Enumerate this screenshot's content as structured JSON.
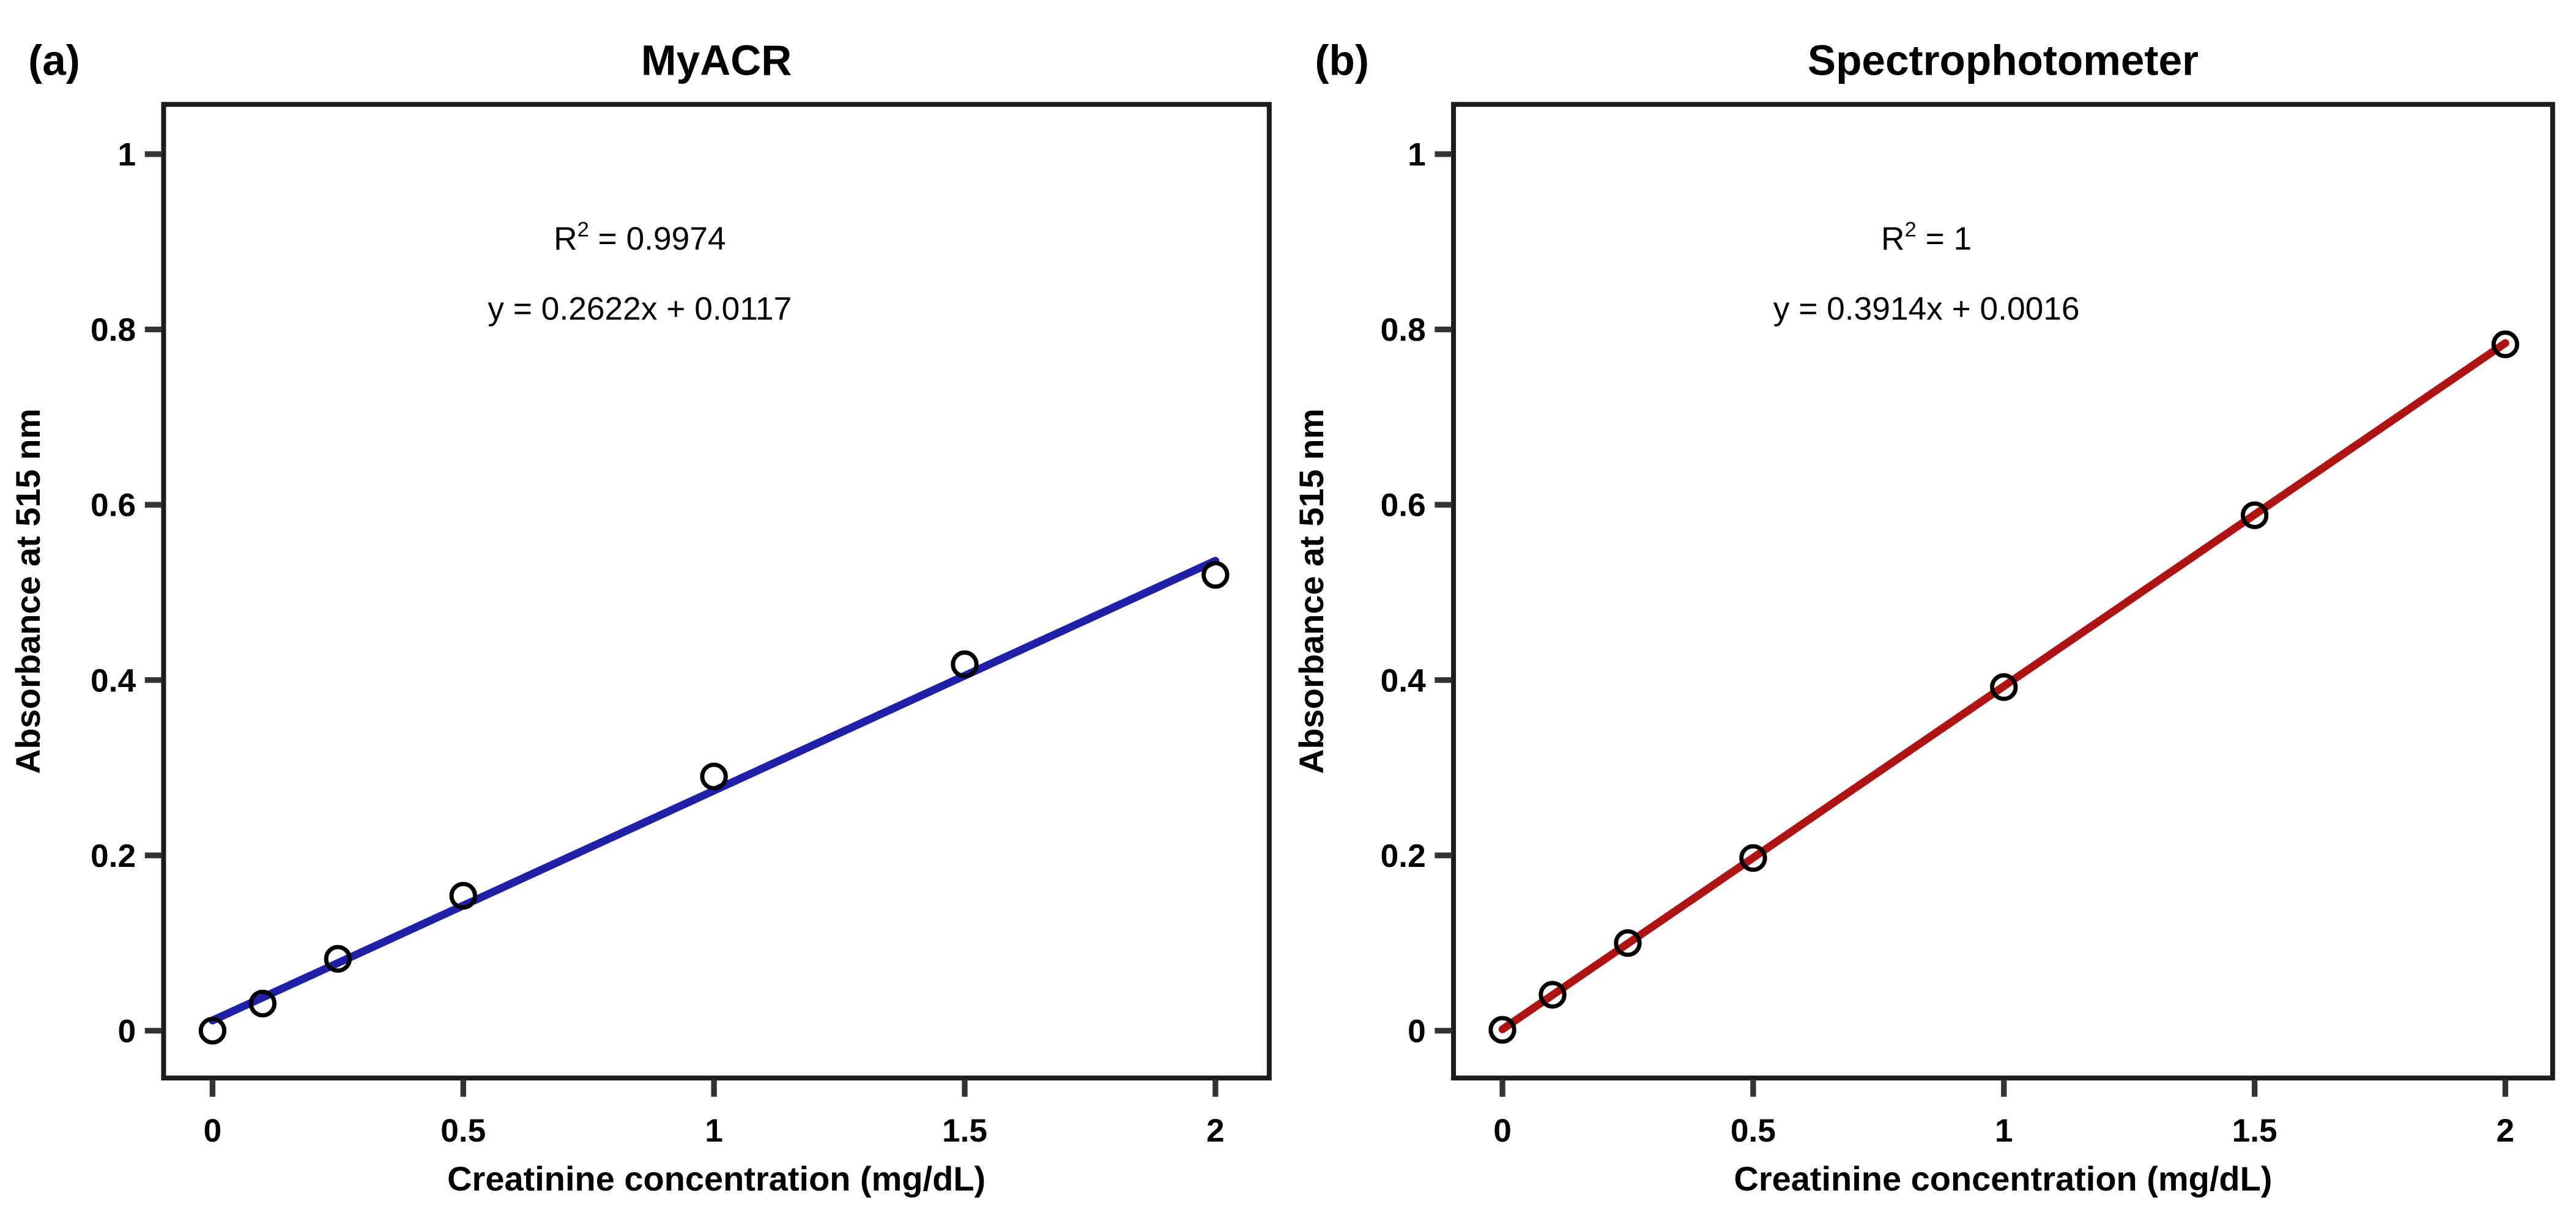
{
  "figure": {
    "background": "#ffffff",
    "border_color": "#1c1c1c",
    "tick_color": "#333333",
    "marker_color": "#000000"
  },
  "chart_data": [
    {
      "type": "scatter",
      "panel_label": "(a)",
      "title": "MyACR",
      "xlabel": "Creatinine concentration (mg/dL)",
      "ylabel": "Absorbance at 515 nm",
      "x_tick_labels": [
        "0",
        "0.5",
        "1",
        "1.5",
        "2"
      ],
      "x_tick_values": [
        0,
        0.5,
        1,
        1.5,
        2
      ],
      "y_tick_labels": [
        "0",
        "0.2",
        "0.4",
        "0.6",
        "0.8",
        "1"
      ],
      "y_tick_values": [
        0,
        0.2,
        0.4,
        0.6,
        0.8,
        1
      ],
      "xlim": [
        -0.1,
        2.1
      ],
      "ylim": [
        -0.055,
        1.06
      ],
      "points_x": [
        0,
        0.1,
        0.25,
        0.5,
        1,
        1.5,
        2
      ],
      "points_y": [
        0.0,
        0.031,
        0.082,
        0.154,
        0.29,
        0.418,
        0.52
      ],
      "marker": "open-circle",
      "grid": false,
      "legend": false,
      "fit": {
        "slope": 0.2622,
        "intercept": 0.0117,
        "x_start": 0,
        "x_end": 2,
        "r_squared": 0.9974
      },
      "line_color": "#1f1fa8",
      "annotation_r2": {
        "base": "R",
        "sup": "2",
        "rest": " = 0.9974"
      },
      "annotation_equation": "y = 0.2622x + 0.0117"
    },
    {
      "type": "scatter",
      "panel_label": "(b)",
      "title": "Spectrophotometer",
      "xlabel": "Creatinine concentration (mg/dL)",
      "ylabel": "Absorbance at 515 nm",
      "x_tick_labels": [
        "0",
        "0.5",
        "1",
        "1.5",
        "2"
      ],
      "x_tick_values": [
        0,
        0.5,
        1,
        1.5,
        2
      ],
      "y_tick_labels": [
        "0",
        "0.2",
        "0.4",
        "0.6",
        "0.8",
        "1"
      ],
      "y_tick_values": [
        0,
        0.2,
        0.4,
        0.6,
        0.8,
        1
      ],
      "xlim": [
        -0.1,
        2.1
      ],
      "ylim": [
        -0.055,
        1.06
      ],
      "points_x": [
        0,
        0.1,
        0.25,
        0.5,
        1,
        1.5,
        2
      ],
      "points_y": [
        0.001,
        0.041,
        0.1,
        0.197,
        0.392,
        0.588,
        0.783
      ],
      "marker": "open-circle",
      "grid": false,
      "legend": false,
      "fit": {
        "slope": 0.3914,
        "intercept": 0.0016,
        "x_start": 0,
        "x_end": 2,
        "r_squared": 1
      },
      "line_color": "#ae1414",
      "annotation_r2": {
        "base": "R",
        "sup": "2",
        "rest": " = 1"
      },
      "annotation_equation": "y = 0.3914x + 0.0016"
    }
  ]
}
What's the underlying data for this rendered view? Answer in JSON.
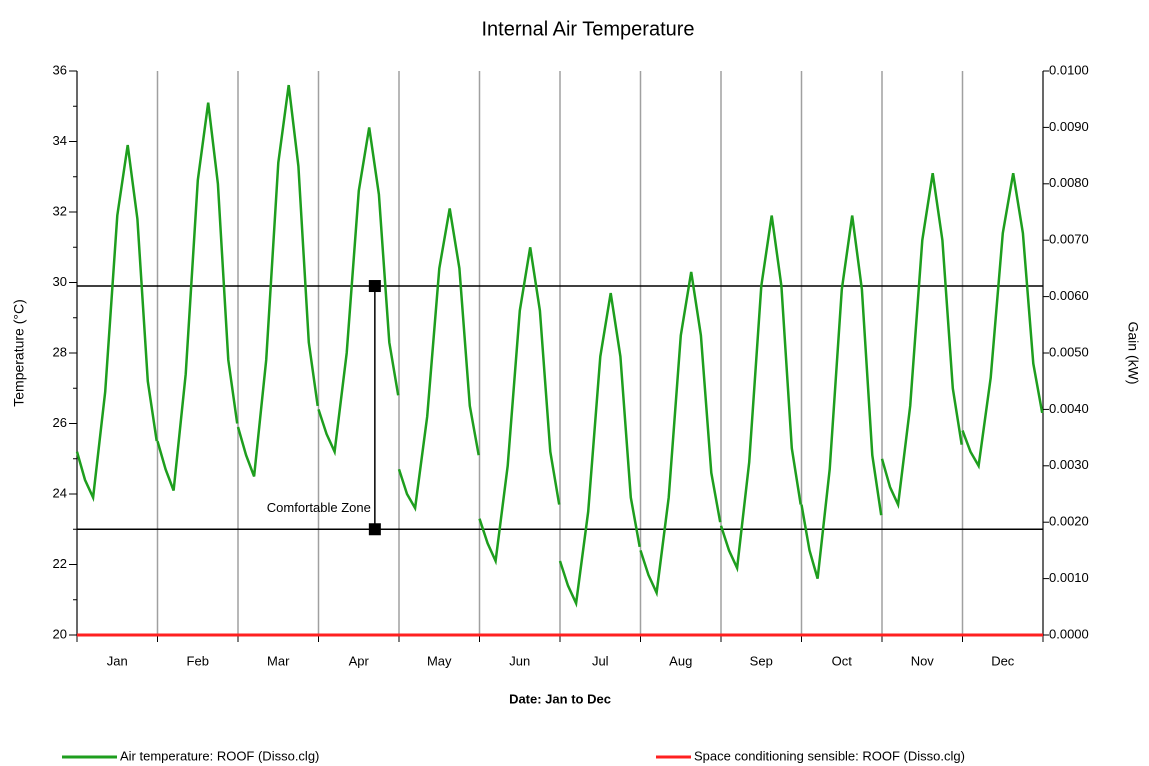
{
  "chart_data": {
    "type": "line",
    "title": "Internal Air Temperature",
    "x_label": "Date: Jan to Dec",
    "y_label": "Temperature (°C)",
    "y2_label": "Gain (kW)",
    "categories": [
      "Jan",
      "Feb",
      "Mar",
      "Apr",
      "May",
      "Jun",
      "Jul",
      "Aug",
      "Sep",
      "Oct",
      "Nov",
      "Dec"
    ],
    "xlim": [
      0,
      12
    ],
    "xticks": [
      0,
      1,
      2,
      3,
      4,
      5,
      6,
      7,
      8,
      9,
      10,
      11,
      12
    ],
    "ylim": [
      20,
      36
    ],
    "yticks": [
      20,
      22,
      24,
      26,
      28,
      30,
      32,
      34,
      36
    ],
    "yminor": [
      21,
      23,
      25,
      27,
      29,
      31,
      33,
      35
    ],
    "y2lim": [
      0,
      0.01
    ],
    "y2ticks": [
      {
        "value": 0,
        "label": "0.0000"
      },
      {
        "value": 0.001,
        "label": "0.0010"
      },
      {
        "value": 0.002,
        "label": "0.0020"
      },
      {
        "value": 0.003,
        "label": "0.0030"
      },
      {
        "value": 0.004,
        "label": "0.0040"
      },
      {
        "value": 0.005,
        "label": "0.0050"
      },
      {
        "value": 0.006,
        "label": "0.0060"
      },
      {
        "value": 0.007,
        "label": "0.0070"
      },
      {
        "value": 0.008,
        "label": "0.0080"
      },
      {
        "value": 0.009,
        "label": "0.0090"
      },
      {
        "value": 0.01,
        "label": "0.0100"
      }
    ],
    "grid": true,
    "legend": "bottom",
    "series": [
      {
        "name": "Air temperature: ROOF (Disso.clg)",
        "color": "#1e9e1e",
        "x": [
          0,
          0.1,
          0.2,
          0.35,
          0.5,
          0.63,
          0.75,
          0.88,
          0.99,
          null,
          1,
          1.1,
          1.2,
          1.35,
          1.5,
          1.63,
          1.75,
          1.88,
          1.99,
          null,
          2,
          2.1,
          2.2,
          2.35,
          2.5,
          2.63,
          2.75,
          2.88,
          2.99,
          null,
          3,
          3.1,
          3.2,
          3.35,
          3.5,
          3.63,
          3.75,
          3.88,
          3.99,
          null,
          4,
          4.1,
          4.2,
          4.35,
          4.5,
          4.63,
          4.75,
          4.88,
          4.99,
          null,
          5,
          5.1,
          5.2,
          5.35,
          5.5,
          5.63,
          5.75,
          5.88,
          5.99,
          null,
          6,
          6.1,
          6.2,
          6.35,
          6.5,
          6.63,
          6.75,
          6.88,
          6.99,
          null,
          7,
          7.1,
          7.2,
          7.35,
          7.5,
          7.63,
          7.75,
          7.88,
          7.99,
          null,
          8,
          8.1,
          8.2,
          8.35,
          8.5,
          8.63,
          8.75,
          8.88,
          8.99,
          null,
          9,
          9.1,
          9.2,
          9.35,
          9.5,
          9.63,
          9.75,
          9.88,
          9.99,
          null,
          10,
          10.1,
          10.2,
          10.35,
          10.5,
          10.63,
          10.75,
          10.88,
          10.99,
          null,
          11,
          11.1,
          11.2,
          11.35,
          11.5,
          11.63,
          11.75,
          11.88,
          11.99
        ],
        "values": [
          25.2,
          24.4,
          23.9,
          26.9,
          31.9,
          33.9,
          31.8,
          27.2,
          25.5,
          null,
          25.5,
          24.7,
          24.1,
          27.4,
          32.9,
          35.1,
          32.8,
          27.8,
          26.0,
          null,
          25.9,
          25.1,
          24.5,
          27.8,
          33.4,
          35.6,
          33.3,
          28.3,
          26.5,
          null,
          26.4,
          25.7,
          25.2,
          28.0,
          32.6,
          34.4,
          32.5,
          28.3,
          26.8,
          null,
          24.7,
          24.0,
          23.6,
          26.2,
          30.4,
          32.1,
          30.4,
          26.5,
          25.1,
          null,
          23.3,
          22.6,
          22.1,
          24.8,
          29.2,
          31.0,
          29.2,
          25.2,
          23.7,
          null,
          22.1,
          21.4,
          20.9,
          23.5,
          27.9,
          29.7,
          27.9,
          23.9,
          22.5,
          null,
          22.4,
          21.7,
          21.2,
          23.9,
          28.5,
          30.3,
          28.5,
          24.6,
          23.2,
          null,
          23.1,
          22.4,
          21.9,
          24.9,
          29.9,
          31.9,
          29.9,
          25.3,
          23.7,
          null,
          23.7,
          22.4,
          21.6,
          24.7,
          29.8,
          31.9,
          29.8,
          25.1,
          23.4,
          null,
          25.0,
          24.2,
          23.7,
          26.5,
          31.2,
          33.1,
          31.2,
          27.0,
          25.4,
          null,
          25.8,
          25.2,
          24.8,
          27.3,
          31.4,
          33.1,
          31.4,
          27.7,
          26.3
        ]
      },
      {
        "name": "Space conditioning sensible: ROOF (Disso.clg)",
        "color": "#ff2020",
        "axis": "y2",
        "x": [
          0,
          12
        ],
        "values": [
          0,
          0
        ]
      }
    ],
    "annotation": {
      "text": "Comfortable Zone",
      "upper": 29.9,
      "lower": 23.0,
      "x": 3.7
    }
  }
}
========================================
• _Exercise requirements_
From the data above, copy each line that has the string "title".

• _Solution to the problem_
      "title": "MyACR",
      "title": "Spectrophotometer",
    "title": "Internal Air Temperature",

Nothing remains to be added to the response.